--- begin RECORDS SHOWN ---

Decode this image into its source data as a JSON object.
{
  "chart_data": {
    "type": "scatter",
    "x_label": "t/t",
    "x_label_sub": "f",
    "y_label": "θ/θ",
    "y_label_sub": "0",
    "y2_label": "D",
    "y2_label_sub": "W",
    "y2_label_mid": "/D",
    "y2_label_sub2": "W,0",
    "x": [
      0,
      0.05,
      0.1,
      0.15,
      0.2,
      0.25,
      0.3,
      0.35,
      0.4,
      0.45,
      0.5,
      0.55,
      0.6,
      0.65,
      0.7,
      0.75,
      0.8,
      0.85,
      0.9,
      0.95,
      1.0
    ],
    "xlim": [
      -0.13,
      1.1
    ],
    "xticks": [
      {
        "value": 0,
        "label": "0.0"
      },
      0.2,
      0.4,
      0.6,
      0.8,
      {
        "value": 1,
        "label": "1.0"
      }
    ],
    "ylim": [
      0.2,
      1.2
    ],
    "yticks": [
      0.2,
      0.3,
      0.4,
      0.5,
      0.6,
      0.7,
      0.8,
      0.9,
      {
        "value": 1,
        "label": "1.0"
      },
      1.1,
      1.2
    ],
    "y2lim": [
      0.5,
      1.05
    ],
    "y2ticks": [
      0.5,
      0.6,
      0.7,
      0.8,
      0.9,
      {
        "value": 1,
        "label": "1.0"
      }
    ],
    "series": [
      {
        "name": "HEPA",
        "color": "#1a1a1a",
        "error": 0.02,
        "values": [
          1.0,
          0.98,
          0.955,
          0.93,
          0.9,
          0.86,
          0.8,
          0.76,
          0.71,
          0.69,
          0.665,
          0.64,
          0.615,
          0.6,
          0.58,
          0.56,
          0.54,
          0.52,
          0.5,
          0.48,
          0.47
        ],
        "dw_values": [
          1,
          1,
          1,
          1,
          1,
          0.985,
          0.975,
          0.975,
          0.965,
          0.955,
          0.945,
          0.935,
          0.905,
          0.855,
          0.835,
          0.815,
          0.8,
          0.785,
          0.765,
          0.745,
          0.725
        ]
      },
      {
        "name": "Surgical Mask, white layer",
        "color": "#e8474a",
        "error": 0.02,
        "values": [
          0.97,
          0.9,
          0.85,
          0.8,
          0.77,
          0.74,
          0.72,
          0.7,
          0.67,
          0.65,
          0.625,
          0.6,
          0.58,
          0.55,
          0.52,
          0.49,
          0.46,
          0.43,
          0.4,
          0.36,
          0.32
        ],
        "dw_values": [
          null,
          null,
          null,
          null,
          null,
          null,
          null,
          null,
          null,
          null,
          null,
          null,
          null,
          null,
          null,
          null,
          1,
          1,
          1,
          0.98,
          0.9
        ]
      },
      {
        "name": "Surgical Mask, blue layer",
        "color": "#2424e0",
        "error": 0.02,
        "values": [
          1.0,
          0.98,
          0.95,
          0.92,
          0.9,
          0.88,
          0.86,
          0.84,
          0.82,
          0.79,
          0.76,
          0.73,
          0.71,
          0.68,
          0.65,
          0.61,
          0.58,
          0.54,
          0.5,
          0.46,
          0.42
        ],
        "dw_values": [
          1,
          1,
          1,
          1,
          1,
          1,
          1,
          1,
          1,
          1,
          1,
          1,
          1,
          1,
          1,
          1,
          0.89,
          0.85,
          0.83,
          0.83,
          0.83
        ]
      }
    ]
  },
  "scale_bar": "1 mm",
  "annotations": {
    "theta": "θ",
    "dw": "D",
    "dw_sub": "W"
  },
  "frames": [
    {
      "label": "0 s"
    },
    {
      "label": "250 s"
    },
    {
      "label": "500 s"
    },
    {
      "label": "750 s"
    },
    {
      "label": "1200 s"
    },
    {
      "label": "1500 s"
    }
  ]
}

--- end RECORDS SHOWN ---

(WHAT IS ASKED) Take each line containing the string "name" and copy it out.

(RESULT FOR THIS TASK)
        "name": "HEPA",
        "name": "Surgical Mask, white layer",
        "name": "Surgical Mask, blue layer",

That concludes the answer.